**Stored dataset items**
-- Begin --

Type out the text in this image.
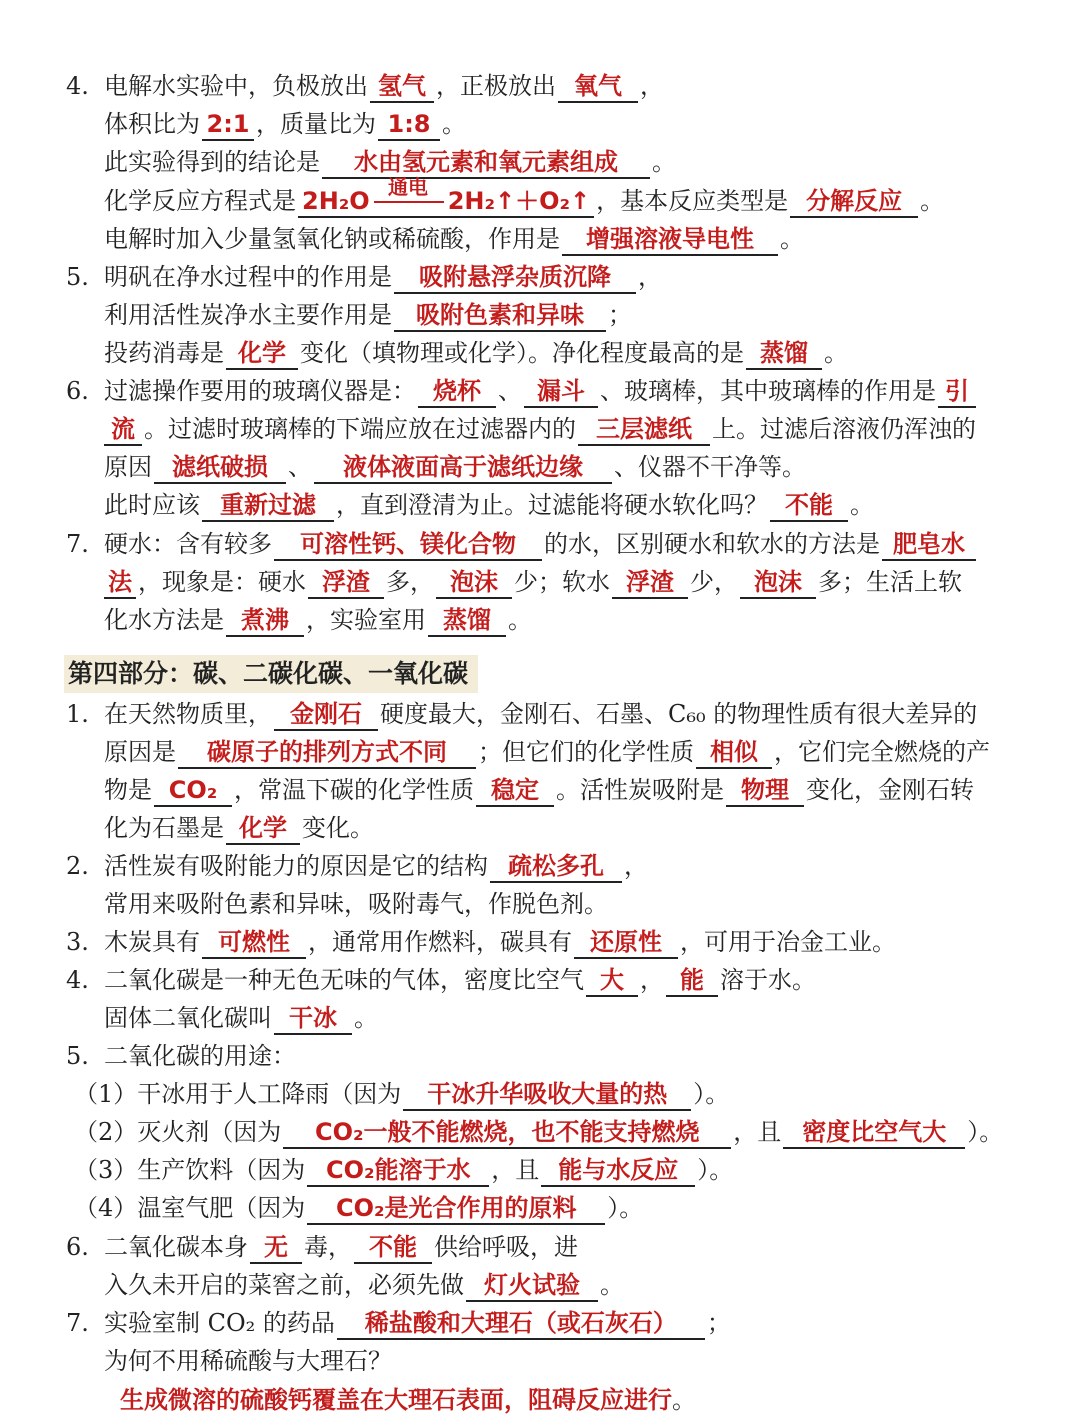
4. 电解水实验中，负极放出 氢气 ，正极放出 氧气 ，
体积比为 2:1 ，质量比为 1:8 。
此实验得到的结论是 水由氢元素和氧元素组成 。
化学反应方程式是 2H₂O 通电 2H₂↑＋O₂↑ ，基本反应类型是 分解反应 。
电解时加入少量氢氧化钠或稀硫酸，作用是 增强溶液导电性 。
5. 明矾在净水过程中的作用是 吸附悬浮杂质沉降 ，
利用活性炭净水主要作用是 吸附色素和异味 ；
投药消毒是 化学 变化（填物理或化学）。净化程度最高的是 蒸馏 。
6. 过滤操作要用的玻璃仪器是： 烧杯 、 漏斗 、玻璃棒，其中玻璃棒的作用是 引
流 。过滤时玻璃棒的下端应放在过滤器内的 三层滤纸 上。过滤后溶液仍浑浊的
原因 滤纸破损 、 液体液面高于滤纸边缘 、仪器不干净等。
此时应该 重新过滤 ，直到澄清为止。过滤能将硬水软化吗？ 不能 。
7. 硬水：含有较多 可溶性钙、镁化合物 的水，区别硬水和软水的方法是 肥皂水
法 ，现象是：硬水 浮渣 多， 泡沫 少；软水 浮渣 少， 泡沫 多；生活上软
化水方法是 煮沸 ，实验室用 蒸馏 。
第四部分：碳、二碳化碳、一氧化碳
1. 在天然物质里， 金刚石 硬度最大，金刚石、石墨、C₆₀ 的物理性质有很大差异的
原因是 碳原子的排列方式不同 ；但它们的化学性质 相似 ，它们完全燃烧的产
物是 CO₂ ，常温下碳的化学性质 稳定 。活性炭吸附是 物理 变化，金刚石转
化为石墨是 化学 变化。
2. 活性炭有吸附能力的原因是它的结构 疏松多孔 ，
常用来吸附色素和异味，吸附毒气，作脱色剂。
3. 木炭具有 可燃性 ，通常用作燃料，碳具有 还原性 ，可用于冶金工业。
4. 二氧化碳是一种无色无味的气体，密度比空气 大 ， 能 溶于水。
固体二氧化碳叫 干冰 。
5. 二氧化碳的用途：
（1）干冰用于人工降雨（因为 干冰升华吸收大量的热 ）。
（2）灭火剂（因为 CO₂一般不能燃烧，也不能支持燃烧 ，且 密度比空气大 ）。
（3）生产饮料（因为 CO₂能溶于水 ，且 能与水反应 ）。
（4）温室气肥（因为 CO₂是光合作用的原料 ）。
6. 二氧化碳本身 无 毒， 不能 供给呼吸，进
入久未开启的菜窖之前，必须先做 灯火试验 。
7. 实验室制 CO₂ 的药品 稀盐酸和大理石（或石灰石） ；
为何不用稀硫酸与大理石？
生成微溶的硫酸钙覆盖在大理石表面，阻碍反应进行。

-- End --
-- Begin --

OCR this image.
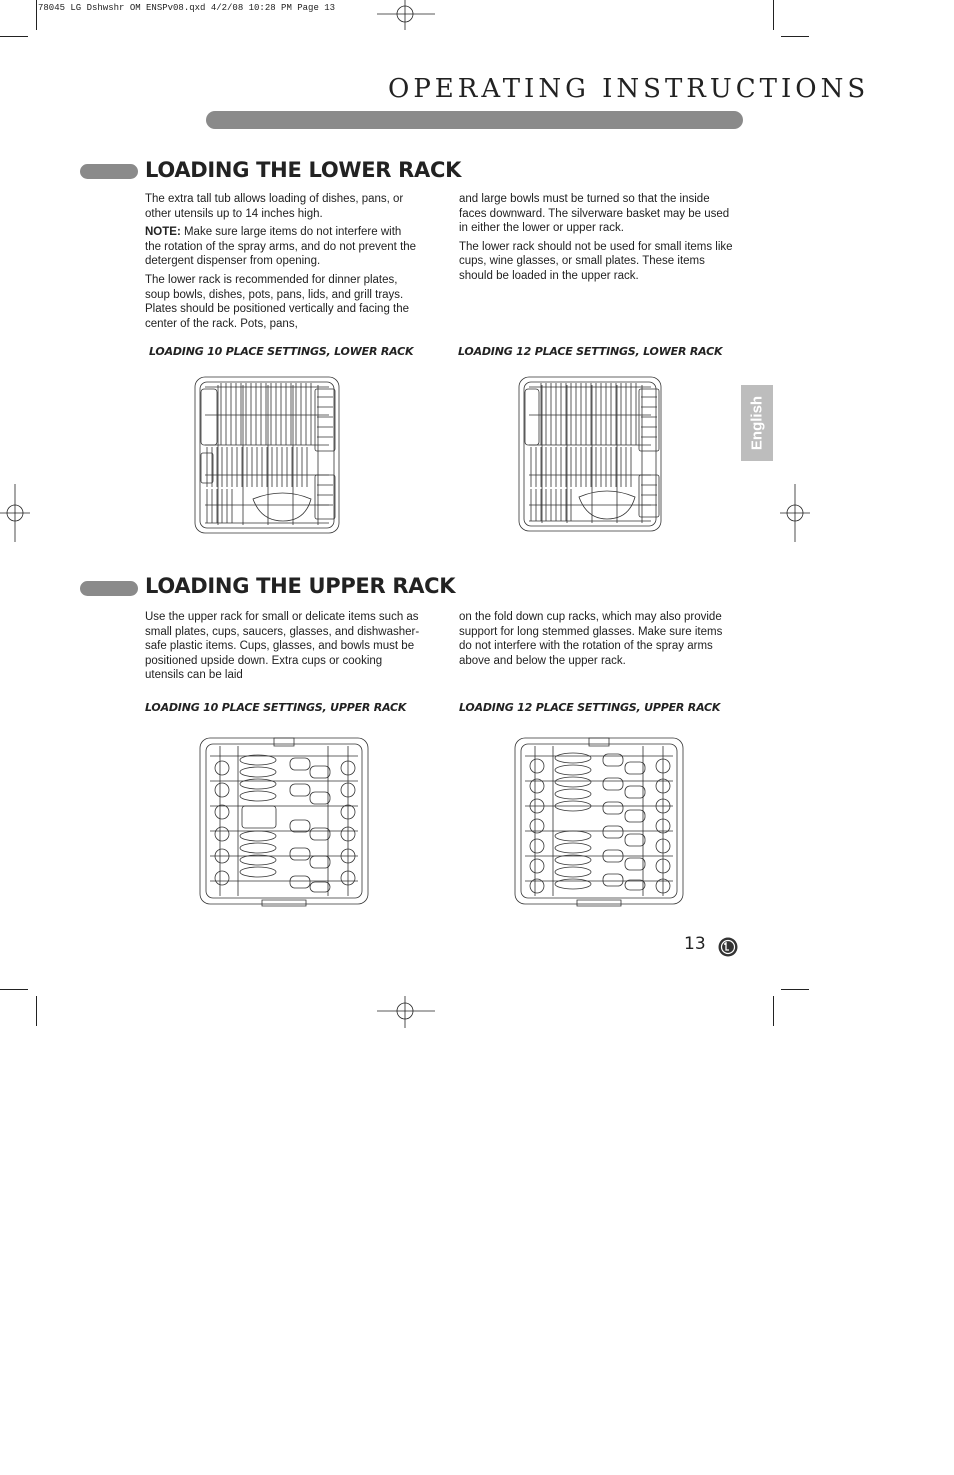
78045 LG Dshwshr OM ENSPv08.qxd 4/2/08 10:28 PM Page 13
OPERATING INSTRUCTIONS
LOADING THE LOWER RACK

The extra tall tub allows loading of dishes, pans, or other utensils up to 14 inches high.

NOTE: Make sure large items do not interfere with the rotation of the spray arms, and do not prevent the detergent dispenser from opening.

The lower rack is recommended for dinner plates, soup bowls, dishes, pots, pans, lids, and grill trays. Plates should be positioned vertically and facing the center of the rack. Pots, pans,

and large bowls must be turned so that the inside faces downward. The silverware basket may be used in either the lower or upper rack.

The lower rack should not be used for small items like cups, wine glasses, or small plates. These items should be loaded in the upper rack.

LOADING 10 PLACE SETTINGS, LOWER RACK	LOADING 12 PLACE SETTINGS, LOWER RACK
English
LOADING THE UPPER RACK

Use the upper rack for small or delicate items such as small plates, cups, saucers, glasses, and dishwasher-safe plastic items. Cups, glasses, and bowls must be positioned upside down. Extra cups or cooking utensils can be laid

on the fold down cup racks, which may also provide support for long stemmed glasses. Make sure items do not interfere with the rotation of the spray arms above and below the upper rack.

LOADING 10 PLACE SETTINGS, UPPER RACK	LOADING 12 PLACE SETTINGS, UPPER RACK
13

-- End --

**TASK DIRECTIONS**
Look over the material above and show each line where "with" appears.

**SOLUTION**
NOTE: Make sure large items do not interfere with the rotation of the spray arms, and do not prevent the detergent dispenser from opening.
on the fold down cup racks, which may also provide support for long stemmed glasses. Make sure items do not interfere with the rotation of the spray arms above and below the upper rack.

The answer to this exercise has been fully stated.